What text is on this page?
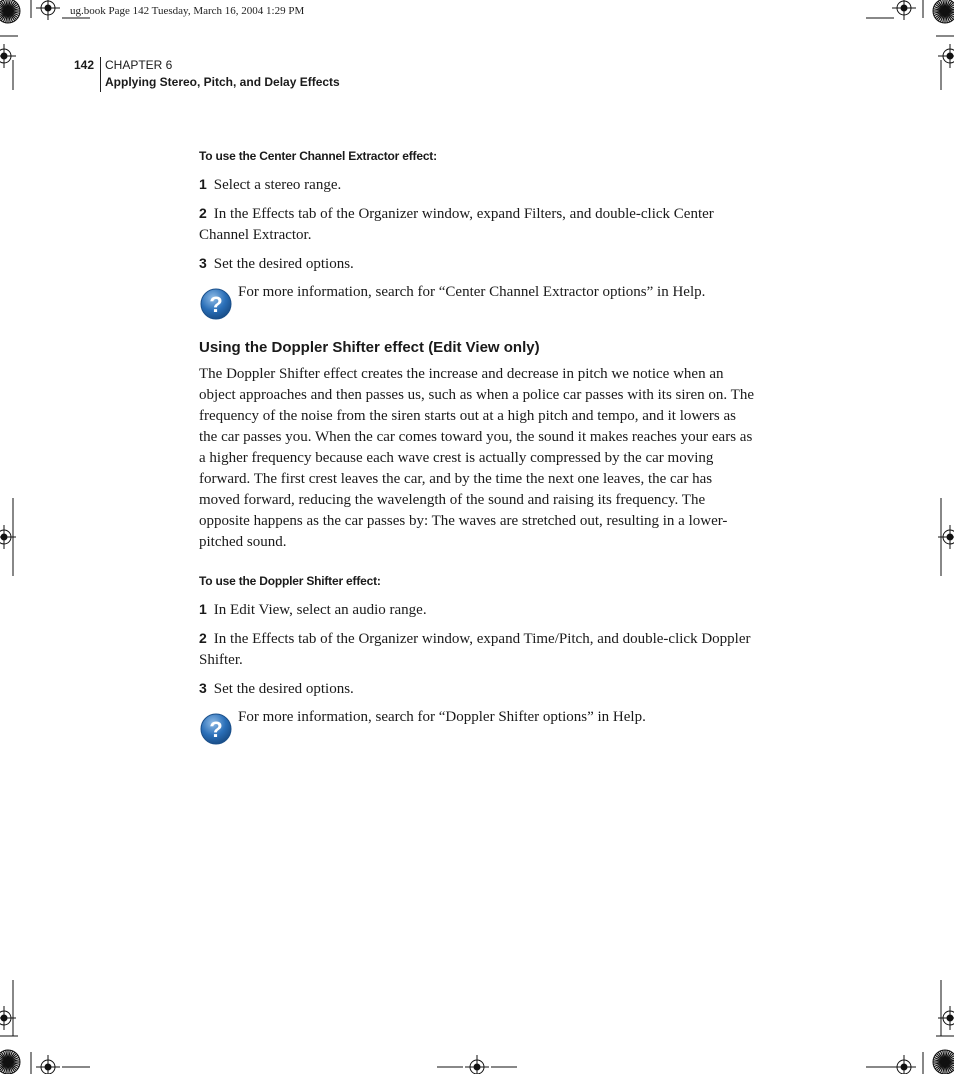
ug.book Page 142 Tuesday, March 16, 2004 1:29 PM
142 CHAPTER 6
Applying Stereo, Pitch, and Delay Effects
To use the Center Channel Extractor effect:
1 Select a stereo range.
2 In the Effects tab of the Organizer window, expand Filters, and double-click Center Channel Extractor.
3 Set the desired options.
? For more information, search for “Center Channel Extractor options” in Help.
Using the Doppler Shifter effect (Edit View only)
The Doppler Shifter effect creates the increase and decrease in pitch we notice when an object approaches and then passes us, such as when a police car passes with its siren on. The frequency of the noise from the siren starts out at a high pitch and tempo, and it lowers as the car passes you. When the car comes toward you, the sound it makes reaches your ears as a higher frequency because each wave crest is actually compressed by the car moving forward. The first crest leaves the car, and by the time the next one leaves, the car has moved forward, reducing the wavelength of the sound and raising its frequency. The opposite happens as the car passes by: The waves are stretched out, resulting in a lower-pitched sound.
To use the Doppler Shifter effect:
1 In Edit View, select an audio range.
2 In the Effects tab of the Organizer window, expand Time/Pitch, and double-click Doppler Shifter.
3 Set the desired options.
? For more information, search for “Doppler Shifter options” in Help.
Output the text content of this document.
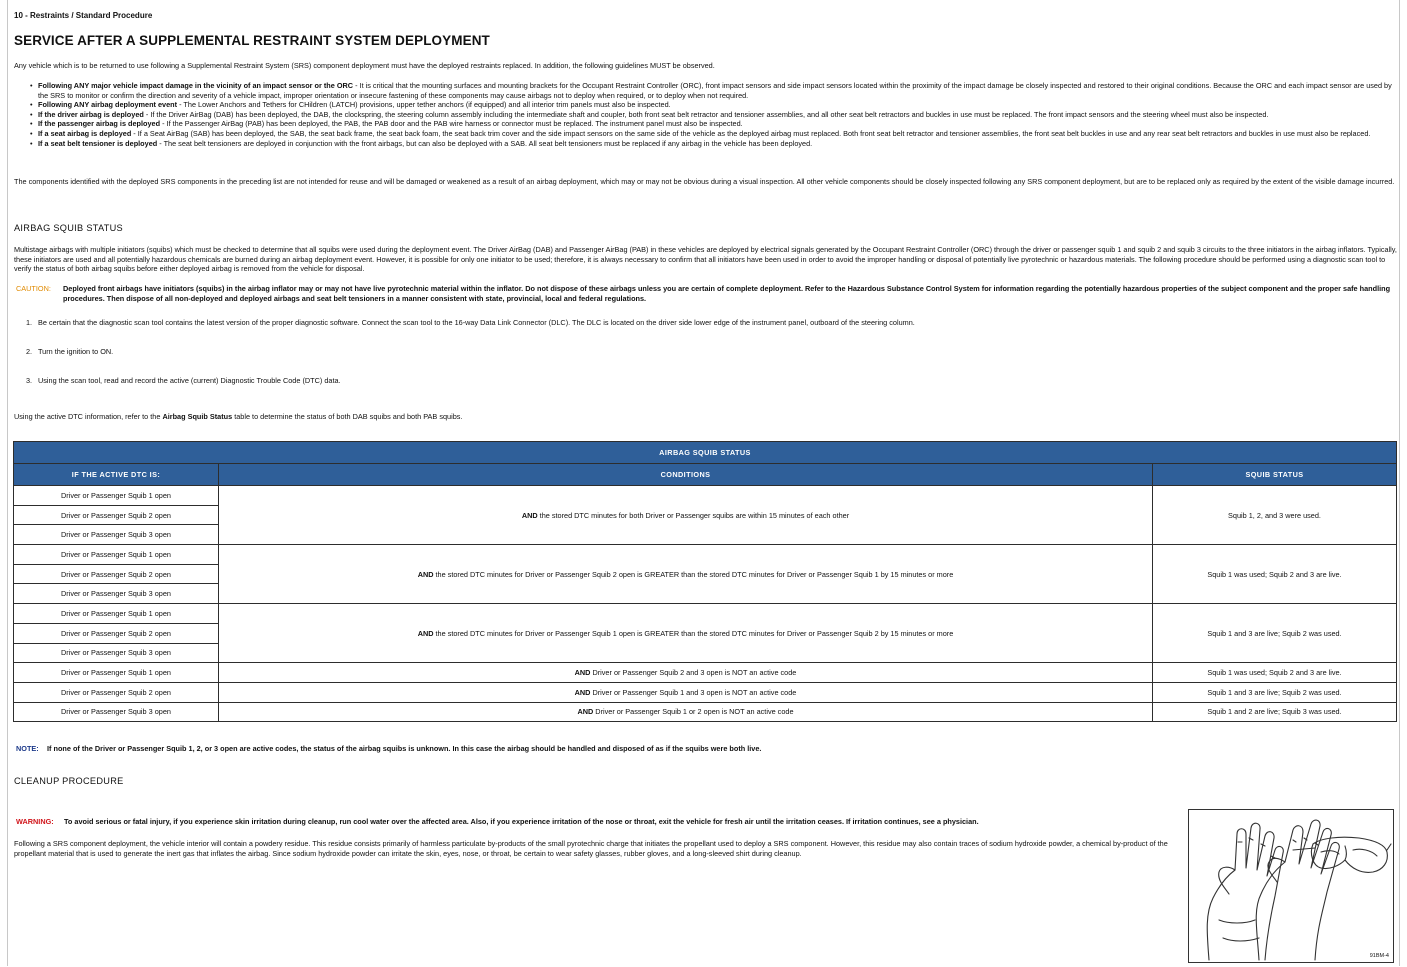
10 - Restraints / Standard Procedure
SERVICE AFTER A SUPPLEMENTAL RESTRAINT SYSTEM DEPLOYMENT

Any vehicle which is to be returned to use following a Supplemental Restraint System (SRS) component deployment must have the deployed restraints replaced. In addition, the following guidelines MUST be observed.

• Following ANY major vehicle impact damage in the vicinity of an impact sensor or the ORC - It is critical that the mounting surfaces and mounting brackets for the Occupant Restraint Controller (ORC), front impact sensors and side impact sensors located within the proximity of the impact damage be closely inspected and restored to their original conditions. Because the ORC and each impact sensor are used by the SRS to monitor or confirm the direction and severity of a vehicle impact, improper orientation or insecure fastening of these components may cause airbags not to deploy when required, or to deploy when not required.
• Following ANY airbag deployment event - The Lower Anchors and Tethers for CHildren (LATCH) provisions, upper tether anchors (if equipped) and all interior trim panels must also be inspected.
• If the driver airbag is deployed - If the Driver AirBag (DAB) has been deployed, the DAB, the clockspring, the steering column assembly including the intermediate shaft and coupler, both front seat belt retractor and tensioner assemblies, and all other seat belt retractors and buckles in use must be replaced. The front impact sensors and the steering wheel must also be inspected.
• If the passenger airbag is deployed - If the Passenger AirBag (PAB) has been deployed, the PAB, the PAB door and the PAB wire harness or connector must be replaced. The instrument panel must also be inspected.
• If a seat airbag is deployed - If a Seat AirBag (SAB) has been deployed, the SAB, the seat back frame, the seat back foam, the seat back trim cover and the side impact sensors on the same side of the vehicle as the deployed airbag must replaced. Both front seat belt retractor and tensioner assemblies, the front seat belt buckles in use and any rear seat belt retractors and buckles in use must also be replaced.
• If a seat belt tensioner is deployed - The seat belt tensioners are deployed in conjunction with the front airbags, but can also be deployed with a SAB. All seat belt tensioners must be replaced if any airbag in the vehicle has been deployed.

The components identified with the deployed SRS components in the preceding list are not intended for reuse and will be damaged or weakened as a result of an airbag deployment, which may or may not be obvious during a visual inspection. All other vehicle components should be closely inspected following any SRS component deployment, but are to be replaced only as required by the extent of the visible damage incurred.

AIRBAG SQUIB STATUS

Multistage airbags with multiple initiators (squibs) which must be checked to determine that all squibs were used during the deployment event. The Driver AirBag (DAB) and Passenger AirBag (PAB) in these vehicles are deployed by electrical signals generated by the Occupant Restraint Controller (ORC) through the driver or passenger squib 1 and squib 2 and squib 3 circuits to the three initiators in the airbag inflators. Typically, these initiators are used and all potentially hazardous chemicals are burned during an airbag deployment event. However, it is possible for only one initiator to be used; therefore, it is always necessary to confirm that all initiators have been used in order to avoid the improper handling or disposal of potentially live pyrotechnic or hazardous materials. The following procedure should be performed using a diagnostic scan tool to verify the status of both airbag squibs before either deployed airbag is removed from the vehicle for disposal.

CAUTION: Deployed front airbags have initiators (squibs) in the airbag inflator may or may not have live pyrotechnic material within the inflator. Do not dispose of these airbags unless you are certain of complete deployment. Refer to the Hazardous Substance Control System for information regarding the potentially hazardous properties of the subject component and the proper safe handling procedures. Then dispose of all non-deployed and deployed airbags and seat belt tensioners in a manner consistent with state, provincial, local and federal regulations.
1. Be certain that the diagnostic scan tool contains the latest version of the proper diagnostic software. Connect the scan tool to the 16-way Data Link Connector (DLC). The DLC is located on the driver side lower edge of the instrument panel, outboard of the steering column.
2. Turn the ignition to ON.
3. Using the scan tool, read and record the active (current) Diagnostic Trouble Code (DTC) data.

Using the active DTC information, refer to the Airbag Squib Status table to determine the status of both DAB squibs and both PAB squibs.

AIRBAG SQUIB STATUS		
IF THE ACTIVE DTC IS:	CONDITIONS	SQUIB STATUS
Driver or Passenger Squib 1 open	AND the stored DTC minutes for both Driver or Passenger squibs are within 15 minutes of each other	Squib 1, 2, and 3 were used.
Driver or Passenger Squib 2 open		
Driver or Passenger Squib 3 open		
Driver or Passenger Squib 1 open	AND the stored DTC minutes for Driver or Passenger Squib 2 open is GREATER than the stored DTC minutes for Driver or Passenger Squib 1 by 15 minutes or more	Squib 1 was used; Squib 2 and 3 are live.
Driver or Passenger Squib 2 open		
Driver or Passenger Squib 3 open		
Driver or Passenger Squib 1 open	AND the stored DTC minutes for Driver or Passenger Squib 1 open is GREATER than the stored DTC minutes for Driver or Passenger Squib 2 by 15 minutes or more	Squib 1 and 3 are live; Squib 2 was used.
Driver or Passenger Squib 2 open		
Driver or Passenger Squib 3 open		
Driver or Passenger Squib 1 open	AND Driver or Passenger Squib 2 and 3 open is NOT an active code	Squib 1 was used; Squib 2 and 3 are live.
Driver or Passenger Squib 2 open	AND Driver or Passenger Squib 1 and 3 open is NOT an active code	Squib 1 and 3 are live; Squib 2 was used.
Driver or Passenger Squib 3 open	AND Driver or Passenger Squib 1 or 2 open is NOT an active code	Squib 1 and 2 are live; Squib 3 was used.
NOTE: If none of the Driver or Passenger Squib 1, 2, or 3 open are active codes, the status of the airbag squibs is unknown. In this case the airbag should be handled and disposed of as if the squibs were both live.
CLEANUP PROCEDURE
WARNING: To avoid serious or fatal injury, if you experience skin irritation during cleanup, run cool water over the affected area. Also, if you experience irritation of the nose or throat, exit the vehicle for fresh air until the irritation ceases. If irritation continues, see a physician.

Following a SRS component deployment, the vehicle interior will contain a powdery residue. This residue consists primarily of harmless particulate by-products of the small pyrotechnic charge that initiates the propellant used to deploy a SRS component. However, this residue may also contain traces of sodium hydroxide powder, a chemical by-product of the propellant material that is used to generate the inert gas that inflates the airbag. Since sodium hydroxide powder can irritate the skin, eyes, nose, or throat, be certain to wear safety glasses, rubber gloves, and a long-sleeved shirt during cleanup.

91BM-4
* * *
EXERCISE DIRECTIONS — Search the data above for the word "Organizer", then gather each line in which it appears.

WRITTEN REPLY —
2 In the Effects tab of the Organizer window, expand Filters, and double-click Center Channel Extractor.
2 In the Effects tab of the Organizer window, expand Time/Pitch, and double-click Doppler Shifter.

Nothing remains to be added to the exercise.